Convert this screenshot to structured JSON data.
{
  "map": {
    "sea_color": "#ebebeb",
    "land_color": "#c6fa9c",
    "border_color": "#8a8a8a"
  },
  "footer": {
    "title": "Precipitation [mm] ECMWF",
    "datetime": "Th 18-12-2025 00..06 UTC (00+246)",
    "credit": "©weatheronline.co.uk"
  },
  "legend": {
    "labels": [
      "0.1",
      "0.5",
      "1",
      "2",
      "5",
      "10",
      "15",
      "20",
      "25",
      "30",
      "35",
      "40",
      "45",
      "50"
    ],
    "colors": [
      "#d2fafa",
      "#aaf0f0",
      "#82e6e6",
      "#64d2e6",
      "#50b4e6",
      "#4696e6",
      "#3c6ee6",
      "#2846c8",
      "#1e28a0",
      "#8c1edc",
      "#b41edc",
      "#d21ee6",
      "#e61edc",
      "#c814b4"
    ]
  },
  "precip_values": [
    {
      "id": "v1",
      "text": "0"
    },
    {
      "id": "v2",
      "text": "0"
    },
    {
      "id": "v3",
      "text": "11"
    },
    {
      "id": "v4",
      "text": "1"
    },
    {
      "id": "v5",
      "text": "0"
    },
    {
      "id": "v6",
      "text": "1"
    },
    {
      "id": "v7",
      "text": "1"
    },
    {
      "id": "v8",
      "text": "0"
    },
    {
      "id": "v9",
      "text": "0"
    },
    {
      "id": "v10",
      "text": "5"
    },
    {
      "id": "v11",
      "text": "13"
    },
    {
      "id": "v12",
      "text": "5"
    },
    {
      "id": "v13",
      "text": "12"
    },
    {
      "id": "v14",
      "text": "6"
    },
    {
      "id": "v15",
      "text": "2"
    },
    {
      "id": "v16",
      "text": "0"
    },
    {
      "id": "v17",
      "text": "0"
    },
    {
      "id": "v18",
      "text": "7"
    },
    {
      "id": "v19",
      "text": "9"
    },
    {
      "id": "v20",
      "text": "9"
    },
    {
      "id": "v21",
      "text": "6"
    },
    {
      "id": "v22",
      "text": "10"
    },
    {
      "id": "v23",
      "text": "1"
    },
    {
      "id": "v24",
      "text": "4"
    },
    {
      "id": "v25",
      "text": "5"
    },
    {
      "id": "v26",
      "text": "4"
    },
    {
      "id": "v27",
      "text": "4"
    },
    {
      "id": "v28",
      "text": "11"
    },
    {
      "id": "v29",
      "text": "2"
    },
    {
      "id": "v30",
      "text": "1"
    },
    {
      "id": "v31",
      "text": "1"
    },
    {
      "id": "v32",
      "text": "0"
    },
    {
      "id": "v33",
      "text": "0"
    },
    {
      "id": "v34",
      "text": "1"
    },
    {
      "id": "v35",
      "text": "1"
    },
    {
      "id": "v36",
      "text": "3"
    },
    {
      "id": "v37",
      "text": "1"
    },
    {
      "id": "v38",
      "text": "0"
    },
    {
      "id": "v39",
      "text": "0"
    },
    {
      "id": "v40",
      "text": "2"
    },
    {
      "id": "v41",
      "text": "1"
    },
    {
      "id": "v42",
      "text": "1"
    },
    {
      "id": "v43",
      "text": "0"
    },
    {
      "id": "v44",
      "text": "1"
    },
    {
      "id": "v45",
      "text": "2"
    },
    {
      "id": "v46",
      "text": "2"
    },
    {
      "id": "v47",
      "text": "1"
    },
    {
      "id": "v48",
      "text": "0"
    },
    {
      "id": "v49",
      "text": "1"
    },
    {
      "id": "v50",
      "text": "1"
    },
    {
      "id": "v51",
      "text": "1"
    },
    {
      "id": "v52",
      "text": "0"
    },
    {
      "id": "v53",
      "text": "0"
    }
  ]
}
# # # # #
▶ **STATED GOAL**
From the records above, extract everything verbatim.

▶ **REPLY**
Convert this screenshot to structured JSON data.
{
  "map": {
    "sea_color": "#ebebeb",
    "land_color": "#c6fa9c",
    "border_color": "#8a8a8a"
  },
  "footer": {
    "title": "Precipitation [mm] ECMWF",
    "datetime": "Th 18-12-2025 00..06 UTC (00+246)",
    "credit": "©weatheronline.co.uk"
  },
  "legend": {
    "labels": [
      "0.1",
      "0.5",
      "1",
      "2",
      "5",
      "10",
      "15",
      "20",
      "25",
      "30",
      "35",
      "40",
      "45",
      "50"
    ],
    "colors": [
      "#d2fafa",
      "#aaf0f0",
      "#82e6e6",
      "#64d2e6",
      "#50b4e6",
      "#4696e6",
      "#3c6ee6",
      "#2846c8",
      "#1e28a0",
      "#8c1edc",
      "#b41edc",
      "#d21ee6",
      "#e61edc",
      "#c814b4"
    ]
  },
  "precip_values": [
    {
      "id": "v1",
      "text": "0"
    },
    {
      "id": "v2",
      "text": "0"
    },
    {
      "id": "v3",
      "text": "11"
    },
    {
      "id": "v4",
      "text": "1"
    },
    {
      "id": "v5",
      "text": "0"
    },
    {
      "id": "v6",
      "text": "1"
    },
    {
      "id": "v7",
      "text": "1"
    },
    {
      "id": "v8",
      "text": "0"
    },
    {
      "id": "v9",
      "text": "0"
    },
    {
      "id": "v10",
      "text": "5"
    },
    {
      "id": "v11",
      "text": "13"
    },
    {
      "id": "v12",
      "text": "5"
    },
    {
      "id": "v13",
      "text": "12"
    },
    {
      "id": "v14",
      "text": "6"
    },
    {
      "id": "v15",
      "text": "2"
    },
    {
      "id": "v16",
      "text": "0"
    },
    {
      "id": "v17",
      "text": "0"
    },
    {
      "id": "v18",
      "text": "7"
    },
    {
      "id": "v19",
      "text": "9"
    },
    {
      "id": "v20",
      "text": "9"
    },
    {
      "id": "v21",
      "text": "6"
    },
    {
      "id": "v22",
      "text": "10"
    },
    {
      "id": "v23",
      "text": "1"
    },
    {
      "id": "v24",
      "text": "4"
    },
    {
      "id": "v25",
      "text": "5"
    },
    {
      "id": "v26",
      "text": "4"
    },
    {
      "id": "v27",
      "text": "4"
    },
    {
      "id": "v28",
      "text": "11"
    },
    {
      "id": "v29",
      "text": "2"
    },
    {
      "id": "v30",
      "text": "1"
    },
    {
      "id": "v31",
      "text": "1"
    },
    {
      "id": "v32",
      "text": "0"
    },
    {
      "id": "v33",
      "text": "0"
    },
    {
      "id": "v34",
      "text": "1"
    },
    {
      "id": "v35",
      "text": "1"
    },
    {
      "id": "v36",
      "text": "3"
    },
    {
      "id": "v37",
      "text": "1"
    },
    {
      "id": "v38",
      "text": "0"
    },
    {
      "id": "v39",
      "text": "0"
    },
    {
      "id": "v40",
      "text": "2"
    },
    {
      "id": "v41",
      "text": "1"
    },
    {
      "id": "v42",
      "text": "1"
    },
    {
      "id": "v43",
      "text": "0"
    },
    {
      "id": "v44",
      "text": "1"
    },
    {
      "id": "v45",
      "text": "2"
    },
    {
      "id": "v46",
      "text": "2"
    },
    {
      "id": "v47",
      "text": "1"
    },
    {
      "id": "v48",
      "text": "0"
    },
    {
      "id": "v49",
      "text": "1"
    },
    {
      "id": "v50",
      "text": "1"
    },
    {
      "id": "v51",
      "text": "1"
    },
    {
      "id": "v52",
      "text": "0"
    },
    {
      "id": "v53",
      "text": "0"
    }
  ]
}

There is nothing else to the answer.